- _WHAT IS BEING ASKED_:
Which lines hold the word "untuk"? Copy each of them.

(Data extracted from a collection)

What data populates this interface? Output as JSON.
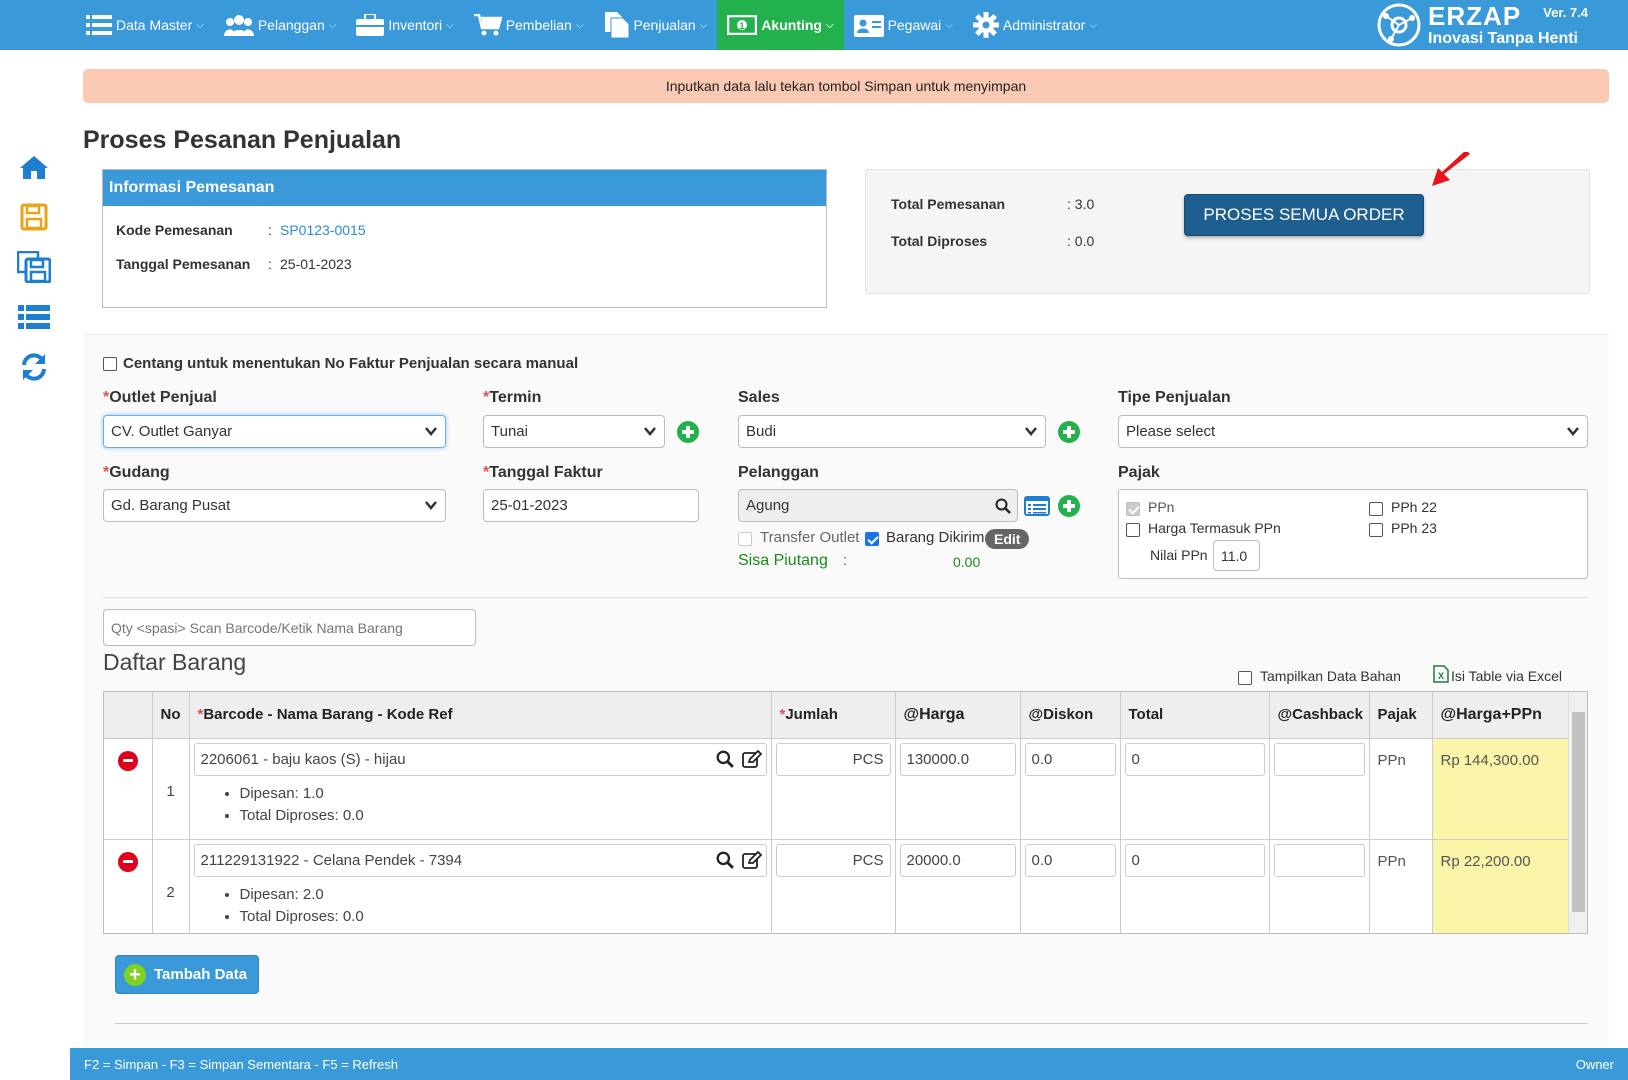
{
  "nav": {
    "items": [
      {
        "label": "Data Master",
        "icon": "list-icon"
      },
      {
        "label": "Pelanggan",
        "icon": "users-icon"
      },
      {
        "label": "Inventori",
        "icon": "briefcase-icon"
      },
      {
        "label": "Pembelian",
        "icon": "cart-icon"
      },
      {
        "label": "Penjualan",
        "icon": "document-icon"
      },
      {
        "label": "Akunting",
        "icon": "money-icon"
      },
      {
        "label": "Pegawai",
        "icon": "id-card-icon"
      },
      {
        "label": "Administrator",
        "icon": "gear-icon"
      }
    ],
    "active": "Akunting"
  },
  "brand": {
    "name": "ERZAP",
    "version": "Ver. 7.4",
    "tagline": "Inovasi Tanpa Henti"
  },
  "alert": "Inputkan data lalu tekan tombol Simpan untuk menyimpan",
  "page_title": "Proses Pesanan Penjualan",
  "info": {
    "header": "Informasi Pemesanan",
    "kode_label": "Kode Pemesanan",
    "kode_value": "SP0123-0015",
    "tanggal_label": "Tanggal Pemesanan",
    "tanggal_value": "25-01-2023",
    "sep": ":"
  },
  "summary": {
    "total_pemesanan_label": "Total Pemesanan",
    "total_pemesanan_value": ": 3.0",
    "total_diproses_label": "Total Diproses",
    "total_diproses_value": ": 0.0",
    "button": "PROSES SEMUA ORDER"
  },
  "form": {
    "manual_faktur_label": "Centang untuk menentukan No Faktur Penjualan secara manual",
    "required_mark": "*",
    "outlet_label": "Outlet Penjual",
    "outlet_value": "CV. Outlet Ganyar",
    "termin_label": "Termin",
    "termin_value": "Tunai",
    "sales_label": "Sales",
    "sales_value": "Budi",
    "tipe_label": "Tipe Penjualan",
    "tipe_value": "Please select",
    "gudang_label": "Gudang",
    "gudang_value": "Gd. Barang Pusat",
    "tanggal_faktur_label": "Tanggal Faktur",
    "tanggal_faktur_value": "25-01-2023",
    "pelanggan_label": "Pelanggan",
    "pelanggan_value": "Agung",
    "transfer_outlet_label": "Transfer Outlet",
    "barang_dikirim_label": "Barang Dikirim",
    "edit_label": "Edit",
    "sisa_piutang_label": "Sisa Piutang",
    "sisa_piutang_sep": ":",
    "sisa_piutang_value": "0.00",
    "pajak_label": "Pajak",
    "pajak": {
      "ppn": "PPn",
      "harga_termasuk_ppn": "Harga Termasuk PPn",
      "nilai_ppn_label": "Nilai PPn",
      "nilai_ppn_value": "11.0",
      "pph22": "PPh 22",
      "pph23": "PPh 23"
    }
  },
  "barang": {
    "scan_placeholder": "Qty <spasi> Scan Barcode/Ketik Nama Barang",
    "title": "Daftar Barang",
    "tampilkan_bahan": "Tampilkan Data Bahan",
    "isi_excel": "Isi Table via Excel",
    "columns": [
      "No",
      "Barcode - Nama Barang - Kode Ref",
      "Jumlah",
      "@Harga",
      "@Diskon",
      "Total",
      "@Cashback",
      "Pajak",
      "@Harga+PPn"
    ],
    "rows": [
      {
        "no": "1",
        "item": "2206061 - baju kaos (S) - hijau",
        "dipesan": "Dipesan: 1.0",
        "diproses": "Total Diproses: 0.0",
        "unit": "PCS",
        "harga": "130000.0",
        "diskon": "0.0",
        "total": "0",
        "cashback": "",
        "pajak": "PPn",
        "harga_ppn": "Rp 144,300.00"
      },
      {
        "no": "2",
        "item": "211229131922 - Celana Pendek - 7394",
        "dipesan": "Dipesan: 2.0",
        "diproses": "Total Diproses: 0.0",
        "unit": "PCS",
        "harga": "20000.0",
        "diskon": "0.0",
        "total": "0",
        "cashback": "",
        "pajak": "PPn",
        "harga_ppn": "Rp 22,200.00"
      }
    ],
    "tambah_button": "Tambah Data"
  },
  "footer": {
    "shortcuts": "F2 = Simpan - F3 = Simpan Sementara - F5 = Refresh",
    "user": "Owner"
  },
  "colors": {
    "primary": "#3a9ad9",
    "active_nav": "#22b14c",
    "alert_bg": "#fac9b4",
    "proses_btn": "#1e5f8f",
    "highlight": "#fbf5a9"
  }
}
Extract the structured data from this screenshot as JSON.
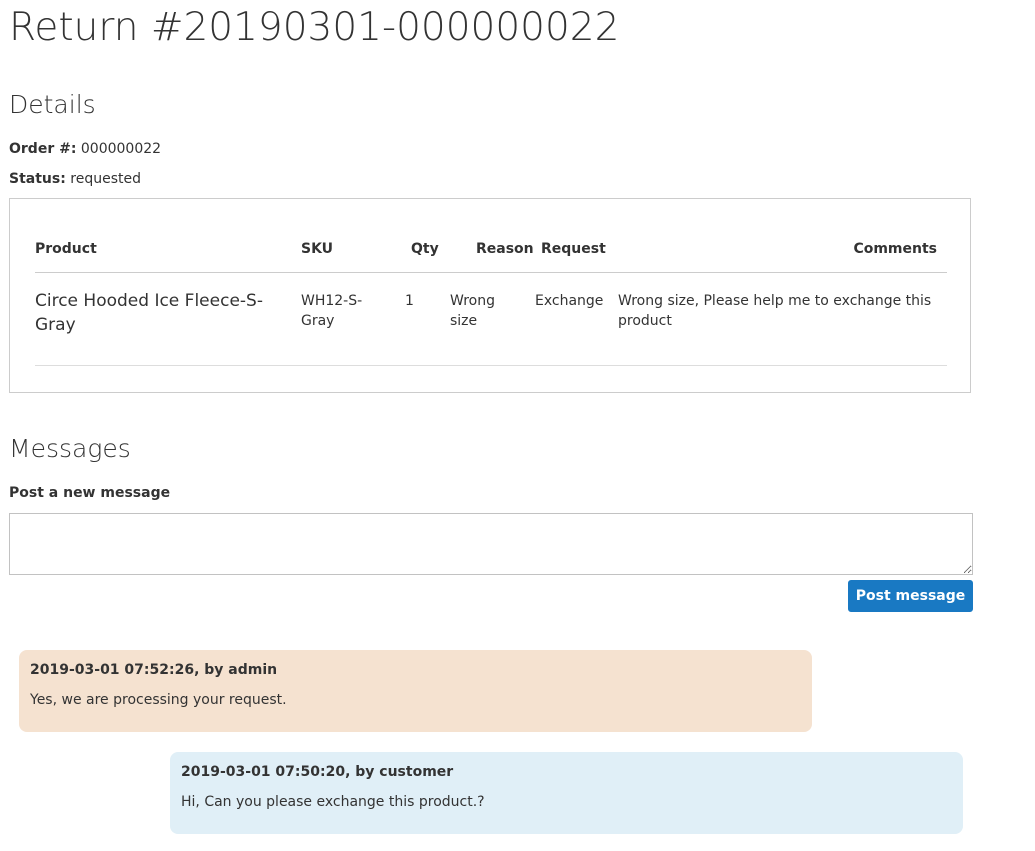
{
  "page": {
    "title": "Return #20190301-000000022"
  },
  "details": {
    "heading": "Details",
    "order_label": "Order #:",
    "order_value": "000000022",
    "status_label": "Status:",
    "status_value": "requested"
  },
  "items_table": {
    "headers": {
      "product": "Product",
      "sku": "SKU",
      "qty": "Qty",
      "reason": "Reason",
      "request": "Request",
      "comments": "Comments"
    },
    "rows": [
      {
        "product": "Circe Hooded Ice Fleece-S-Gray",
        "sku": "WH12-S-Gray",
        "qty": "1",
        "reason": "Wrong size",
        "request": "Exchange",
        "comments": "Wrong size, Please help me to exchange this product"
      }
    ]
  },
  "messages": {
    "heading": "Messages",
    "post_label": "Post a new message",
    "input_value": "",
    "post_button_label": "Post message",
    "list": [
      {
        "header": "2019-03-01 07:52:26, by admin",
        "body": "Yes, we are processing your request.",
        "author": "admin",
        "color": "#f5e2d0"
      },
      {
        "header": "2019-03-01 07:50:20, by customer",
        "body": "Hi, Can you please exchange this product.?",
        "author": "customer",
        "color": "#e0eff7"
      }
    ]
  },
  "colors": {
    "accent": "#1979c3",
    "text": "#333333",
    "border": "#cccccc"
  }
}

- _TASK ANSWER_:
  "alert": "Inputkan data lalu tekan tombol Simpan untuk menyimpan",
    "manual_faktur_label": "Centang untuk menentukan No Faktur Penjualan secara manual",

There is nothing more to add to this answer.